** BEGIN **

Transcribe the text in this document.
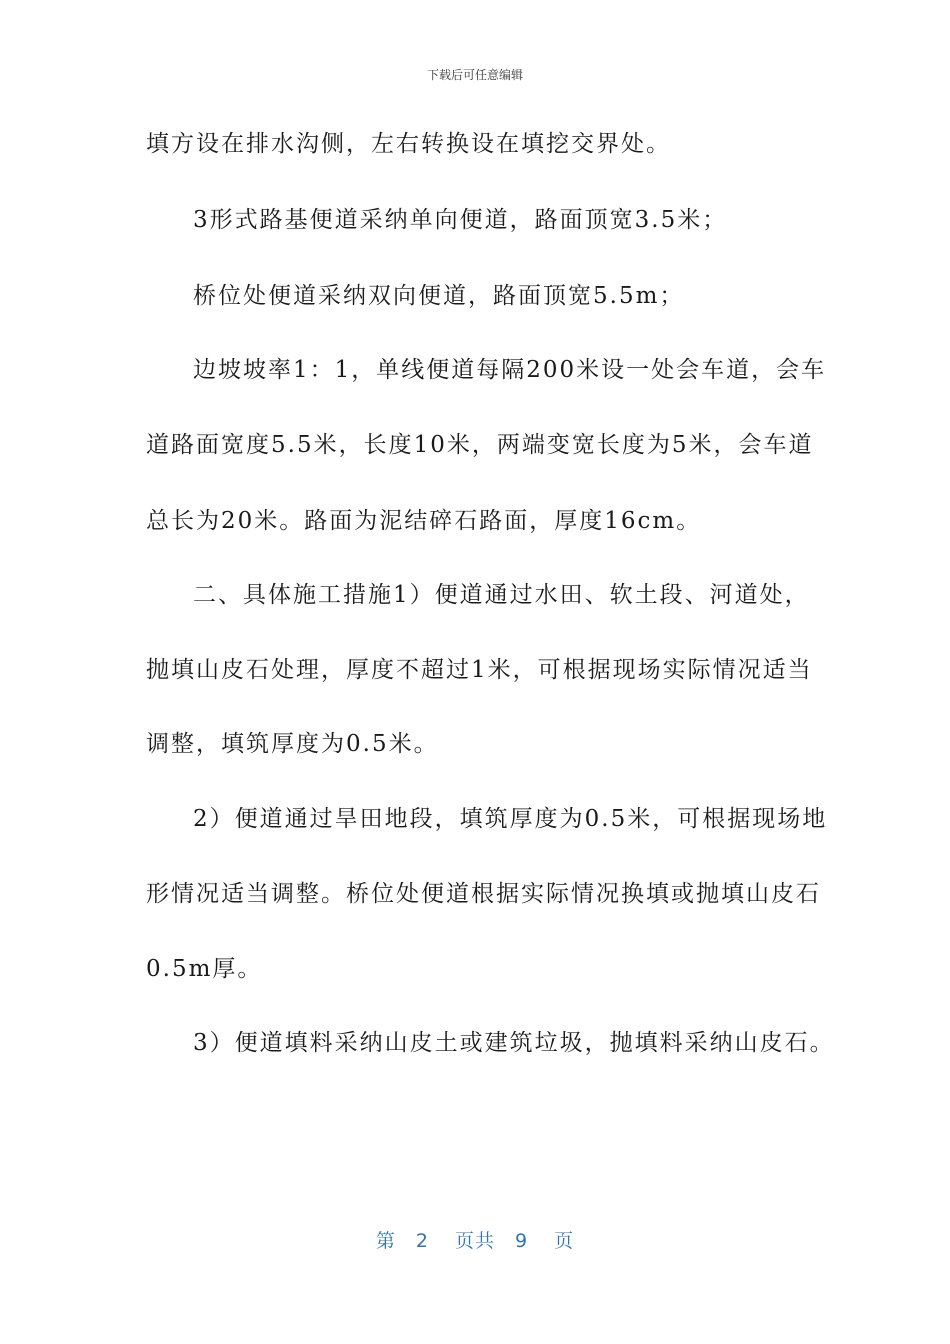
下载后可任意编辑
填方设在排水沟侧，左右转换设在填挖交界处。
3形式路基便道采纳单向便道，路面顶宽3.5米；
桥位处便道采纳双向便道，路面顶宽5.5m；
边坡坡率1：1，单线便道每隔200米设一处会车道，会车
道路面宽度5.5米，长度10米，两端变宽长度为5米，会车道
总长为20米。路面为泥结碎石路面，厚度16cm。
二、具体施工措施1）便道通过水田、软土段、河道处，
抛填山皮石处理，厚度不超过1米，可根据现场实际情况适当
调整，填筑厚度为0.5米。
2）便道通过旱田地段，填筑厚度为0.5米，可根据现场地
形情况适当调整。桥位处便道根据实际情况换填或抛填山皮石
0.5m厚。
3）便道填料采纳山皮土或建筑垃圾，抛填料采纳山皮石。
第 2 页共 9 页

** END **
** BEGIN **

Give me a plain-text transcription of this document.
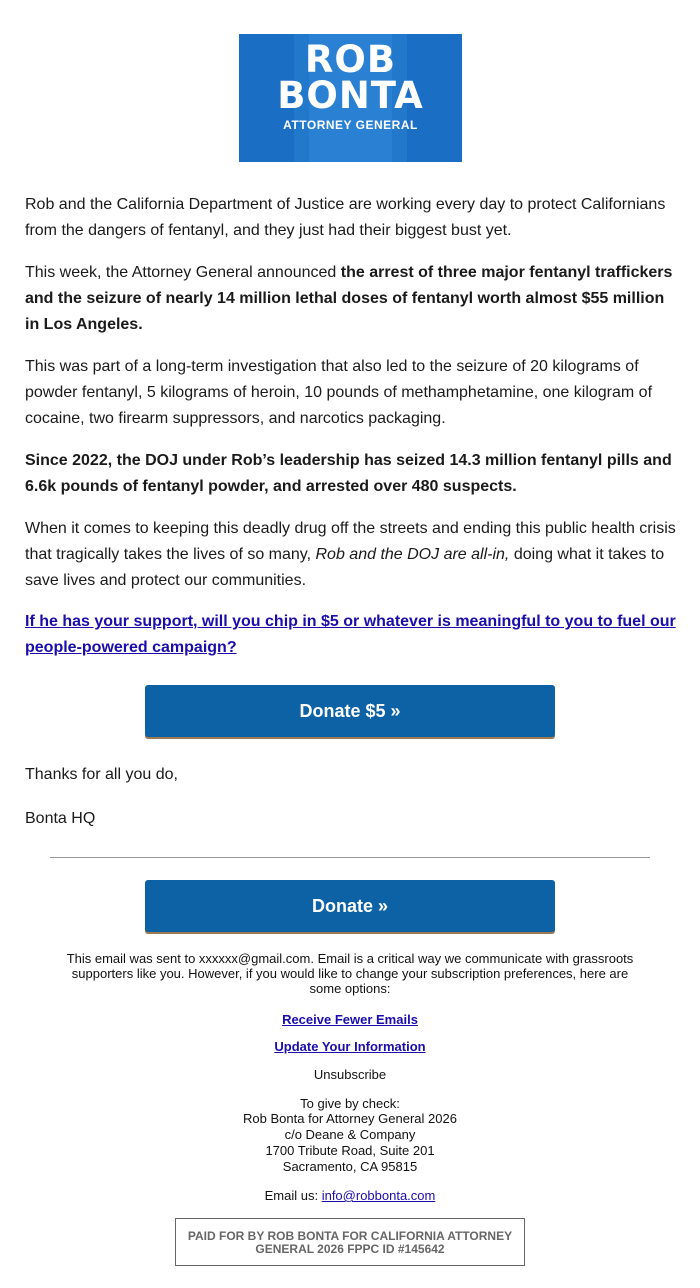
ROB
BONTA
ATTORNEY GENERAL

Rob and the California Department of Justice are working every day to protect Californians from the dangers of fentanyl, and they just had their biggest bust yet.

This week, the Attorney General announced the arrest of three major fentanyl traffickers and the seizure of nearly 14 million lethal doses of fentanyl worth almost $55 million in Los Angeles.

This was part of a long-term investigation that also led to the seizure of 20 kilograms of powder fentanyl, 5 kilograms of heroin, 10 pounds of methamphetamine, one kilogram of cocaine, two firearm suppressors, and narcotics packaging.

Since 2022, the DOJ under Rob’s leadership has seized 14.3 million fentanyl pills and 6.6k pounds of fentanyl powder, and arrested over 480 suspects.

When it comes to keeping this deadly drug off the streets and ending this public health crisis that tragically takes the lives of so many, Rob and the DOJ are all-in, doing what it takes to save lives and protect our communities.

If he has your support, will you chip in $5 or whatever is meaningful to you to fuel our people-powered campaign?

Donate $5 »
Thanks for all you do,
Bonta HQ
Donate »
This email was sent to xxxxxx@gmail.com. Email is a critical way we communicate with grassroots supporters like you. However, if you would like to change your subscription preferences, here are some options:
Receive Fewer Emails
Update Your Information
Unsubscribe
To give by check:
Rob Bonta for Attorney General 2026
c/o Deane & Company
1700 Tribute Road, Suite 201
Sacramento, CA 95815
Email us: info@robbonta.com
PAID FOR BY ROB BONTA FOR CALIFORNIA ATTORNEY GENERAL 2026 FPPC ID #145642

** END **

§ EXERCISE GOAL
Check each line above for "seizure" and return the ones that have it.

§ WRITTEN RESPONSE
This week, the Attorney General announced the arrest of three major fentanyl traffickers and the seizure of nearly 14 million lethal doses of fentanyl worth almost $55 million in Los Angeles.
This was part of a long-term investigation that also led to the seizure of 20 kilograms of powder fentanyl, 5 kilograms of heroin, 10 pounds of methamphetamine, one kilogram of cocaine, two firearm suppressors, and narcotics packaging.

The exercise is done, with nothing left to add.